-- Data section start --

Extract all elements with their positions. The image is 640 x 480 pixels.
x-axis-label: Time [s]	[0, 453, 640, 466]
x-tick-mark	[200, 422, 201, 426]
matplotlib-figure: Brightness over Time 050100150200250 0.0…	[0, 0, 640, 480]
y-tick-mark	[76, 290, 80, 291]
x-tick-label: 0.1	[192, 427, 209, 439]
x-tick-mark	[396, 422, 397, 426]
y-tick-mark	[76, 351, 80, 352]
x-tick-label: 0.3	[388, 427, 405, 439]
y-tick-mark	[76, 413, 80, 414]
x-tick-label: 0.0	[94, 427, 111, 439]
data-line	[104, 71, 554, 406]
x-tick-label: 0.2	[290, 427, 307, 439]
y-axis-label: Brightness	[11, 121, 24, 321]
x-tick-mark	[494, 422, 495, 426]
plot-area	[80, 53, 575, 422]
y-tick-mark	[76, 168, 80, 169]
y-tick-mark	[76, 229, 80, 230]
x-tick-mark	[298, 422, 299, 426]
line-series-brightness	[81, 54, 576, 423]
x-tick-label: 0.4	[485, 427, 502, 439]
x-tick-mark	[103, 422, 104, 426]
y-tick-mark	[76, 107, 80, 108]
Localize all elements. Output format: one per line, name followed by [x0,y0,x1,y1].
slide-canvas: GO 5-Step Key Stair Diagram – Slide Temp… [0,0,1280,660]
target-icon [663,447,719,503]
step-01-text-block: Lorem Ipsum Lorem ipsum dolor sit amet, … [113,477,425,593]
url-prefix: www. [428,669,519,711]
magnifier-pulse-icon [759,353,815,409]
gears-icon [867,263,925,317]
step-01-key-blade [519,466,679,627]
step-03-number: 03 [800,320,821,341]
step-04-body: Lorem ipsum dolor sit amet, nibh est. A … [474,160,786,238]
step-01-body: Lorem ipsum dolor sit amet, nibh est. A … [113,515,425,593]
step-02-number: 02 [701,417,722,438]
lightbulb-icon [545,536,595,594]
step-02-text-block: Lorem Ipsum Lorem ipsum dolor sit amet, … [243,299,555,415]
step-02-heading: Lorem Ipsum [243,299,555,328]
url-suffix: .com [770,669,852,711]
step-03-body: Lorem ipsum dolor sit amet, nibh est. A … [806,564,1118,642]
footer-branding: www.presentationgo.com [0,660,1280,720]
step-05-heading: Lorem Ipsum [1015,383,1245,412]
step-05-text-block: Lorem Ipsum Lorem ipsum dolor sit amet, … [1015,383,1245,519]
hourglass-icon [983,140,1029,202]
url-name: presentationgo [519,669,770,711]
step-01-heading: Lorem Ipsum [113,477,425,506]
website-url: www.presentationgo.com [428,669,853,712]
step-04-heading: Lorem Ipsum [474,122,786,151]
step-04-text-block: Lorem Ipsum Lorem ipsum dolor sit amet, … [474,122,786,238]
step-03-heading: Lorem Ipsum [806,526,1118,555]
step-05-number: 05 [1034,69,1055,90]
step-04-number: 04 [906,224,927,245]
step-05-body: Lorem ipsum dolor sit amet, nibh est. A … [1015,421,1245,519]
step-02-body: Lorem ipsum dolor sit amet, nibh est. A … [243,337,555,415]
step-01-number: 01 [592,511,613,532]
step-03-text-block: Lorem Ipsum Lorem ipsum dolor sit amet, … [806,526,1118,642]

-- Data section end --

[The exercise]
Write out all of the entries above again, line for line, with no changes.

[Output]
Extract all elements with their positions. The image is 640 x 480 pixels.
x-axis-label: Time [s]	[0, 453, 640, 466]
x-tick-mark	[200, 422, 201, 426]
matplotlib-figure: Brightness over Time 050100150200250 0.0…	[0, 0, 640, 480]
y-tick-mark	[76, 290, 80, 291]
x-tick-label: 0.1	[192, 427, 209, 439]
x-tick-mark	[396, 422, 397, 426]
y-tick-mark	[76, 351, 80, 352]
x-tick-label: 0.3	[388, 427, 405, 439]
y-tick-mark	[76, 413, 80, 414]
x-tick-label: 0.0	[94, 427, 111, 439]
data-line	[104, 71, 554, 406]
x-tick-label: 0.2	[290, 427, 307, 439]
y-axis-label: Brightness	[11, 121, 24, 321]
x-tick-mark	[494, 422, 495, 426]
plot-area	[80, 53, 575, 422]
y-tick-mark	[76, 168, 80, 169]
y-tick-mark	[76, 229, 80, 230]
x-tick-mark	[298, 422, 299, 426]
line-series-brightness	[81, 54, 576, 423]
x-tick-label: 0.4	[485, 427, 502, 439]
x-tick-mark	[103, 422, 104, 426]
y-tick-mark	[76, 107, 80, 108]
Localize all elements. Output format: one per line, name followed by [x0,y0,x1,y1].
slide-canvas: GO 5-Step Key Stair Diagram – Slide Temp… [0,0,1280,660]
target-icon [663,447,719,503]
step-01-text-block: Lorem Ipsum Lorem ipsum dolor sit amet, … [113,477,425,593]
url-prefix: www. [428,669,519,711]
magnifier-pulse-icon [759,353,815,409]
gears-icon [867,263,925,317]
step-01-key-blade [519,466,679,627]
step-03-number: 03 [800,320,821,341]
step-04-body: Lorem ipsum dolor sit amet, nibh est. A … [474,160,786,238]
step-01-body: Lorem ipsum dolor sit amet, nibh est. A … [113,515,425,593]
step-02-number: 02 [701,417,722,438]
lightbulb-icon [545,536,595,594]
step-02-text-block: Lorem Ipsum Lorem ipsum dolor sit amet, … [243,299,555,415]
step-02-heading: Lorem Ipsum [243,299,555,328]
url-suffix: .com [770,669,852,711]
step-03-body: Lorem ipsum dolor sit amet, nibh est. A … [806,564,1118,642]
footer-branding: www.presentationgo.com [0,660,1280,720]
step-05-heading: Lorem Ipsum [1015,383,1245,412]
step-05-text-block: Lorem Ipsum Lorem ipsum dolor sit amet, … [1015,383,1245,519]
hourglass-icon [983,140,1029,202]
url-name: presentationgo [519,669,770,711]
step-01-heading: Lorem Ipsum [113,477,425,506]
website-url: www.presentationgo.com [428,669,853,712]
step-04-heading: Lorem Ipsum [474,122,786,151]
step-04-text-block: Lorem Ipsum Lorem ipsum dolor sit amet, … [474,122,786,238]
step-03-heading: Lorem Ipsum [806,526,1118,555]
step-05-number: 05 [1034,69,1055,90]
step-04-number: 04 [906,224,927,245]
step-05-body: Lorem ipsum dolor sit amet, nibh est. A … [1015,421,1245,519]
step-02-body: Lorem ipsum dolor sit amet, nibh est. A … [243,337,555,415]
step-01-number: 01 [592,511,613,532]
step-03-text-block: Lorem Ipsum Lorem ipsum dolor sit amet, … [806,526,1118,642]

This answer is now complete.